# [RECORD EXTRACTS]
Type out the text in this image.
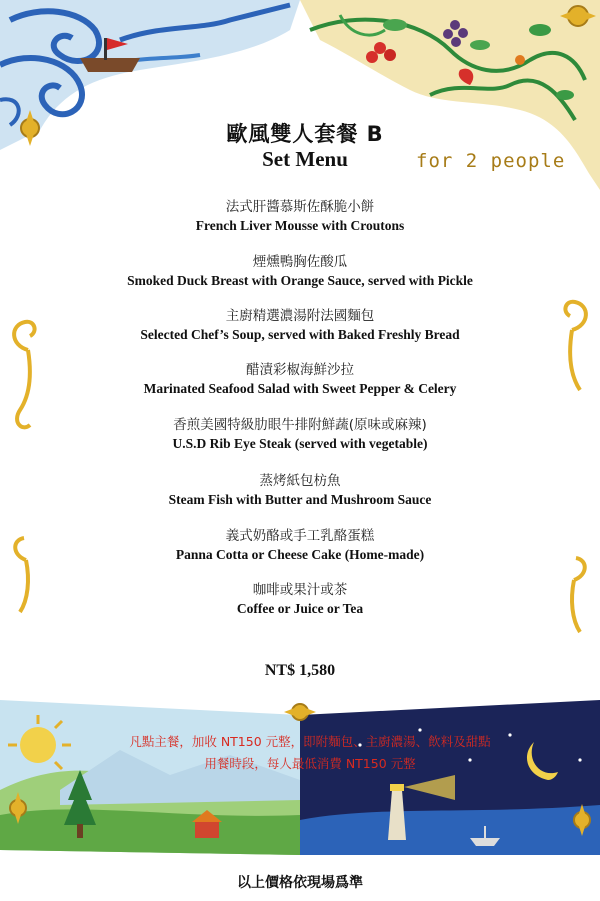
歐風雙人套餐 B
Set Menu	for 2 people
法式肝醬慕斯佐酥脆小餅
French Liver Mousse with Croutons
煙燻鴨胸佐酸瓜
Smoked Duck Breast with Orange Sauce, served with Pickle
主廚精選濃湯附法國麵包
Selected Chef’s Soup, served with Baked Freshly Bread
醋漬彩椒海鮮沙拉
Marinated Seafood Salad with Sweet Pepper & Celery
香煎美國特級肋眼牛排附鮮蔬(原味或麻辣)
U.S.D Rib Eye Steak (served with vegetable)
蒸烤紙包枋魚
Steam Fish with Butter and Mushroom Sauce
義式奶酪或手工乳酪蛋糕
Panna Cotta or Cheese Cake (Home-made)
咖啡或果汁或茶
Coffee or Juice or Tea
NT$ 1,580
凡點主餐，加收 NT150 元整，即附麵包、主廚濃湯、飲料及甜點
用餐時段，每人最低消費 NT150 元整
以上價格依現場爲準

# [GIVEN PROBLEM]
Restate each line of the records exactly; pictures do not belong in the copy.

# [RESULT OF THE EXERCISE]
Type out the text in this image.
歐風雙人套餐 B
Set Menu	for 2 people
法式肝醬慕斯佐酥脆小餅
French Liver Mousse with Croutons
煙燻鴨胸佐酸瓜
Smoked Duck Breast with Orange Sauce, served with Pickle
主廚精選濃湯附法國麵包
Selected Chef’s Soup, served with Baked Freshly Bread
醋漬彩椒海鮮沙拉
Marinated Seafood Salad with Sweet Pepper & Celery
香煎美國特級肋眼牛排附鮮蔬(原味或麻辣)
U.S.D Rib Eye Steak (served with vegetable)
蒸烤紙包枋魚
Steam Fish with Butter and Mushroom Sauce
義式奶酪或手工乳酪蛋糕
Panna Cotta or Cheese Cake (Home-made)
咖啡或果汁或茶
Coffee or Juice or Tea
NT$ 1,580
凡點主餐，加收 NT150 元整，即附麵包、主廚濃湯、飲料及甜點
用餐時段，每人最低消費 NT150 元整
以上價格依現場爲準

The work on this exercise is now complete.